*** GIVEN PASSAGE ***
Awesome iPhone Apps

One of the many things I love about the iPhone is all the apps that speak to my obsessive need to keep track of the stuff I do, would like to do, am doing, or own. Below are some of my recent discoveries:

Home Library – It’s not just for books, and in fact I use it for everything except books since I don’t own enough to care tracking them. It’s pretty good at scanning items in; much more so than other apps I’ve tried that do the same thing. The interface is simple, and you can log into the website and download your media collection to Excel or PDF. It’s also great because it estimates the value of your media collection if you ever lose it. I spent about two days obsessively scanning all my DVDs, games, and CDs into the app and it turns out right now I own 388 CDs, 190 DVDs, and 82 games estimated to be worth about $10,000. It seems like a lot, but when I look around, it doesn’t look like much because everything is confined to a relatively small area. POther features of the app include being able to search your collection, keeping track of loans, maintaining a wish-list, and tracking what you’ve borrowed from others. Things I’d like to see added to the app – better sorting capabilities as well as a field to define the gaming platform for the games, otherwise you don’t know unless you are looking at the cover art which is not part of the downloaded PDF or Excel file and is only shown in the app or on the website.

Time Flies – There are tons of apps that remind you to do things in the future, but this simple little app lets you track the last time you did something and a history of how many times you’ve done it (provided you remember to log it). It’s very handy for tracking the last time I changed my contact lenses or got my hair cut, or even took my vitamin D. I would like to have it remind me to do these things at preset intervals and hopefully that will be an enhancement to the app in the future.
*** End of GIVEN PASSAGE ***
*** DATASET EXTRACT ***
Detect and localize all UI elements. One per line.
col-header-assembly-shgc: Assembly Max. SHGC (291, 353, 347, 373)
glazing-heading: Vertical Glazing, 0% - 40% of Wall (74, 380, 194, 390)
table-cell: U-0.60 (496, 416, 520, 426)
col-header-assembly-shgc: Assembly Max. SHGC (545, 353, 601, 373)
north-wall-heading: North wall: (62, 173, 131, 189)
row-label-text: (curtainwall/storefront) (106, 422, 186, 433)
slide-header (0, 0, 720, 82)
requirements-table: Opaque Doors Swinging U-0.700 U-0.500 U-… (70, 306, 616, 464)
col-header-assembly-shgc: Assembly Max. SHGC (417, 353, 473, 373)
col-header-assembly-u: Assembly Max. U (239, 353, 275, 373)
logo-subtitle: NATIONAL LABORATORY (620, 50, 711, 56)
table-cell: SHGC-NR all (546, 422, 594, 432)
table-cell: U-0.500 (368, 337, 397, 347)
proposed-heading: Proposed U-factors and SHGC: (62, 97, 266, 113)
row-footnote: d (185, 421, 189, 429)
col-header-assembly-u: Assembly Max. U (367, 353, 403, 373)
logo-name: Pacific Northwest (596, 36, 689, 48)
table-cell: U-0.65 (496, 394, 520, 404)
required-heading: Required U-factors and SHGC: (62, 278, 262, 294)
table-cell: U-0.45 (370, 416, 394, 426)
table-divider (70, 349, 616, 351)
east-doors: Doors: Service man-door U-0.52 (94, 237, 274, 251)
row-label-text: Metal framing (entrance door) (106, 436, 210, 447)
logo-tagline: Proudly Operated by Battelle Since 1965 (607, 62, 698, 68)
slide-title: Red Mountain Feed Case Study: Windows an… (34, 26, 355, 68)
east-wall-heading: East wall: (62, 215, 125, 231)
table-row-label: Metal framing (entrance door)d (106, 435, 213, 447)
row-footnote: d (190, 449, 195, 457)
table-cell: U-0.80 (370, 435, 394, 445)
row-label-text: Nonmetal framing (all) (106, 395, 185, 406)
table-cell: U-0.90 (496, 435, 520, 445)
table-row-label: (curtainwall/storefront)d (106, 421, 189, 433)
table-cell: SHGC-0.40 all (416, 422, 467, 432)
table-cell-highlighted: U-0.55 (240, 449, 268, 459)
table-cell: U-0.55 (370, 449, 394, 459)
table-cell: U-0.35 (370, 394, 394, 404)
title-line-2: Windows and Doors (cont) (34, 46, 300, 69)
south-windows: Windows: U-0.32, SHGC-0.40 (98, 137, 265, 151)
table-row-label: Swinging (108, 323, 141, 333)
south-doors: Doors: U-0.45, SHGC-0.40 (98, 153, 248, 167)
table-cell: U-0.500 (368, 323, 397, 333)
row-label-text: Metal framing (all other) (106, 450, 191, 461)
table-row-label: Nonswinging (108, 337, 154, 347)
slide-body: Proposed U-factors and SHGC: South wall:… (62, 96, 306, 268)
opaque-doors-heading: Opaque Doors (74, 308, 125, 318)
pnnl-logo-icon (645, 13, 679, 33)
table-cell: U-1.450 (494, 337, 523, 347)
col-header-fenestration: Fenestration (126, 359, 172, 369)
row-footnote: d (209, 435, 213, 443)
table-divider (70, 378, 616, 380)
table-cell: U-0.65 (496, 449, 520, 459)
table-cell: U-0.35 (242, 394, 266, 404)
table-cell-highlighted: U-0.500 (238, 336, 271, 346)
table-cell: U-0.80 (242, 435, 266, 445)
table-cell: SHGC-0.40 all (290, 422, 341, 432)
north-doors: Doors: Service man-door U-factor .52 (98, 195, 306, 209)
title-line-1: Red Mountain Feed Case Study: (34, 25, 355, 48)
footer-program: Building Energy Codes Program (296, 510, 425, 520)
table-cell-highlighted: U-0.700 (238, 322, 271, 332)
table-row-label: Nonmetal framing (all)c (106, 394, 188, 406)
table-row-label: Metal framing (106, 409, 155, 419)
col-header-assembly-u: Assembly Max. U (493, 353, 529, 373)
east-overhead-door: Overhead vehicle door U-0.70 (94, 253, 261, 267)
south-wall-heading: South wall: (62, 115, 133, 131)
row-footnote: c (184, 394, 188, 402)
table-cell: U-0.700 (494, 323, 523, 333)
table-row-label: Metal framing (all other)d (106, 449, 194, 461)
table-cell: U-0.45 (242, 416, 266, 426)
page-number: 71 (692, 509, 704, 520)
*** End of DATASET EXTRACT ***
== ACTIVITY 1 ==
Answer these questions from the iPhone apps post:
(a) How many CDs does the writer own, according to the Home Library count?
(b) To which two formats can the media collection be downloaded from the website?
(c) What enhancement to Time Flies does the writer hope to see in the future?
== ACTIVITY 2 ==
Repeat everything in the iPhone apps post from "Time Flies –" down to "in the future.", word for word.

== EXERCISE OUTPUT 1 ==
(a) 388 CDs.
(b) Excel or PDF.
(c) Having it give reminders to do these things at preset intervals.

== EXERCISE OUTPUT 2 ==
Time Flies – There are tons of apps that remind you to do things in the future, but this simple little app lets you track the last time you did something and a history of how many times you’ve done it (provided you remember to log it). It’s very handy for tracking the last time I changed my contact lenses or got my hair cut, or even took my vitamin D. I would like to have it remind me to do these things at preset intervals and hopefully that will be an enhancement to the app in the future.